→ **Problem to solve**
Below are the records; collect from them each line containing the string "Niklaas".

==== Excerpted records ====

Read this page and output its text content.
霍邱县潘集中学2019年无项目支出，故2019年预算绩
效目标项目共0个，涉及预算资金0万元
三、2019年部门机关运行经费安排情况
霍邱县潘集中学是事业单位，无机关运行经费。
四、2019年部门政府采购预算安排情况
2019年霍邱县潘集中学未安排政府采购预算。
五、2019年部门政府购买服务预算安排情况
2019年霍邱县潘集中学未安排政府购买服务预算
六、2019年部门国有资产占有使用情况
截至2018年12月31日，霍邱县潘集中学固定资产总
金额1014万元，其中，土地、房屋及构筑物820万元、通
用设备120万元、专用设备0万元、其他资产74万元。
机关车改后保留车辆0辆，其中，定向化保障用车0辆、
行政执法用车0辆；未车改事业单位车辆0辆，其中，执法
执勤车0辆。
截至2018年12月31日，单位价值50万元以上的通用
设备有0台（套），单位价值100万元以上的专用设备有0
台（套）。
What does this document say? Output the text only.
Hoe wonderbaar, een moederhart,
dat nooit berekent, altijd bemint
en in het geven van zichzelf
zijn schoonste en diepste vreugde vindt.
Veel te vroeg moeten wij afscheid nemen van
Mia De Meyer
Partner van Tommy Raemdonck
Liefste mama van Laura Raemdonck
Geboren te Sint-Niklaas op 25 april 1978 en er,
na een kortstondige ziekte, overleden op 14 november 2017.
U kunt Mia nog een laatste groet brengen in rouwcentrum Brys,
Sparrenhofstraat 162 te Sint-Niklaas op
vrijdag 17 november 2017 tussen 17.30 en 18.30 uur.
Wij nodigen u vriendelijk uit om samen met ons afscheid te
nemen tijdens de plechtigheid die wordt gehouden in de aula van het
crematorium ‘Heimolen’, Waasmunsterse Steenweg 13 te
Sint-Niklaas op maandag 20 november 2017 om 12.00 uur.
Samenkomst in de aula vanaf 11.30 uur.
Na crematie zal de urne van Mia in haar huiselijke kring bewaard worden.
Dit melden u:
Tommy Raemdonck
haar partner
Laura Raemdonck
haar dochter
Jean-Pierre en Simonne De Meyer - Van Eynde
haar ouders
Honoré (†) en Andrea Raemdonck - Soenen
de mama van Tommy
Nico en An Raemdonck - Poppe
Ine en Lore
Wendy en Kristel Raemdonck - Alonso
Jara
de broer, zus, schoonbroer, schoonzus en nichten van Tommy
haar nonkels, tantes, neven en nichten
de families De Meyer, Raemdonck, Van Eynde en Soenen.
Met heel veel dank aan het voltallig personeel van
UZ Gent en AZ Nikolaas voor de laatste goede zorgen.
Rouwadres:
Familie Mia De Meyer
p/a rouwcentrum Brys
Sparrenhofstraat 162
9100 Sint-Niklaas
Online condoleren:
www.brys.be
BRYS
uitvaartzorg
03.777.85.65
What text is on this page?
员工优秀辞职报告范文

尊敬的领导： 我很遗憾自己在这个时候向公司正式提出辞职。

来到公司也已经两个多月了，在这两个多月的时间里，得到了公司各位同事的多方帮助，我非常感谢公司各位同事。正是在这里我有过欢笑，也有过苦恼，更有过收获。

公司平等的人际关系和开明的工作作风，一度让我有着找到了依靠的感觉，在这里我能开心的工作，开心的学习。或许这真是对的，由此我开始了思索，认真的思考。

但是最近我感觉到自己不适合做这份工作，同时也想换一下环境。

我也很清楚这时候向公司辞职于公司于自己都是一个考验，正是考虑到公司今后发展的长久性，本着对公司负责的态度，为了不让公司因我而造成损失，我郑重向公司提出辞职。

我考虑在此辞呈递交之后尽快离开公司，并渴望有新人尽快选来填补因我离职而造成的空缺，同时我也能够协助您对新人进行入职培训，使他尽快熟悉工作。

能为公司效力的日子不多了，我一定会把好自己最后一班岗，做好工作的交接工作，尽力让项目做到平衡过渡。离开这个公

====

→ **Answer to this problem**
Geboren te Sint-Niklaas op 25 april 1978 en er,
Sparrenhofstraat 162 te Sint-Niklaas op
Sint-Niklaas op maandag 20 november 2017 om 12.00 uur.
9100 Sint-Niklaas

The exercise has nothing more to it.